◆ **What this task involves**: Beneath this task is a listing. State how many of its lines include the string "Marca", giving nothing but the number.

[Stored records]
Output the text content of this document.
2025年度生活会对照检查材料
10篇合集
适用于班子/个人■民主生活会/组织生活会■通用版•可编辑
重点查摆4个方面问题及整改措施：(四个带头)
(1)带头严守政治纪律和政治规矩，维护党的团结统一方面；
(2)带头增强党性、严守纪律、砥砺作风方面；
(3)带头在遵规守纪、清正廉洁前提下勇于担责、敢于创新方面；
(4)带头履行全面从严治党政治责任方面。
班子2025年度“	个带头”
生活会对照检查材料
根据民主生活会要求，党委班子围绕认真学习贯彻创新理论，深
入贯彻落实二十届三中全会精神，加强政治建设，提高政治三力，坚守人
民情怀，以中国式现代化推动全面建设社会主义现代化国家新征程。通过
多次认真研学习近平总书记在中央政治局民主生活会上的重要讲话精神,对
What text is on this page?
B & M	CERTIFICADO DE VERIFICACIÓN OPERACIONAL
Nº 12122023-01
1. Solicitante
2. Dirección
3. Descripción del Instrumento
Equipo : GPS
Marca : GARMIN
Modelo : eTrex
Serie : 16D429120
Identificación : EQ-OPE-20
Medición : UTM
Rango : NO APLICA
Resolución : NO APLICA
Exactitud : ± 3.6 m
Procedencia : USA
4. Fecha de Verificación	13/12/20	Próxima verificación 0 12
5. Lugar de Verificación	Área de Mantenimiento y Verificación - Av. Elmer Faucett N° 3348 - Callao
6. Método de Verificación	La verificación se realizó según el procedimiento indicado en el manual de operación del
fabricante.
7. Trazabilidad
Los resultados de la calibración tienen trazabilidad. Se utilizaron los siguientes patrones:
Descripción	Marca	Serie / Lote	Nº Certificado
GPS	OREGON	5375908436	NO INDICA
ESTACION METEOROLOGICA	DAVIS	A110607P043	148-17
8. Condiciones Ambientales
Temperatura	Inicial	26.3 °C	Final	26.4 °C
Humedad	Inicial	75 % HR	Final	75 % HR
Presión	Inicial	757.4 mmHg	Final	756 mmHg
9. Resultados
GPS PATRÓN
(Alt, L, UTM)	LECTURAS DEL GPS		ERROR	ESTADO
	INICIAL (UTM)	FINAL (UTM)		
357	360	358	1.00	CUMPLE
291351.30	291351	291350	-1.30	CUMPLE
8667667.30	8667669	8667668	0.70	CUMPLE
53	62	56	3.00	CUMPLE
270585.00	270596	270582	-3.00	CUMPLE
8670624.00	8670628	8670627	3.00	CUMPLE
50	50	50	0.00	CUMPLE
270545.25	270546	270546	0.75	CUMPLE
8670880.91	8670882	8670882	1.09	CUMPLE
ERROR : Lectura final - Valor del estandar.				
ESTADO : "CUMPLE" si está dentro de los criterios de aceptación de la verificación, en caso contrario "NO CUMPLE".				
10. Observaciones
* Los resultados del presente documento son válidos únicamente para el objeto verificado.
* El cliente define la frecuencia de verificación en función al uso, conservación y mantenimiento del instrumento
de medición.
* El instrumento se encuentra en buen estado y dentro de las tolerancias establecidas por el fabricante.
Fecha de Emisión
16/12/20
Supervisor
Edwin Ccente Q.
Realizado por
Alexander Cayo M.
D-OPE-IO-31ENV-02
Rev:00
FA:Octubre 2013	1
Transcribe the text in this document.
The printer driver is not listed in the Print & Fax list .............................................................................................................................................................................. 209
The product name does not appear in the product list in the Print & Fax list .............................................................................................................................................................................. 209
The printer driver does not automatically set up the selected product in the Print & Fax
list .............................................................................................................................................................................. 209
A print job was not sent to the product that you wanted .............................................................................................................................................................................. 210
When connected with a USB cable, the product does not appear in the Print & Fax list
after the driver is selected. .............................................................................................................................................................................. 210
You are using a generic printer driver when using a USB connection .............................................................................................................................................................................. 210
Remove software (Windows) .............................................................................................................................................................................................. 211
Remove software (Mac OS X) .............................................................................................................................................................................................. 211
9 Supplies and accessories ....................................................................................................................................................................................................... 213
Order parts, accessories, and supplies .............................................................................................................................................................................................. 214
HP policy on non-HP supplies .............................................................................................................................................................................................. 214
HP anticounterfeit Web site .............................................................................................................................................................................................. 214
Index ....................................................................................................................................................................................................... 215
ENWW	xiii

◆ **Task answer**: 2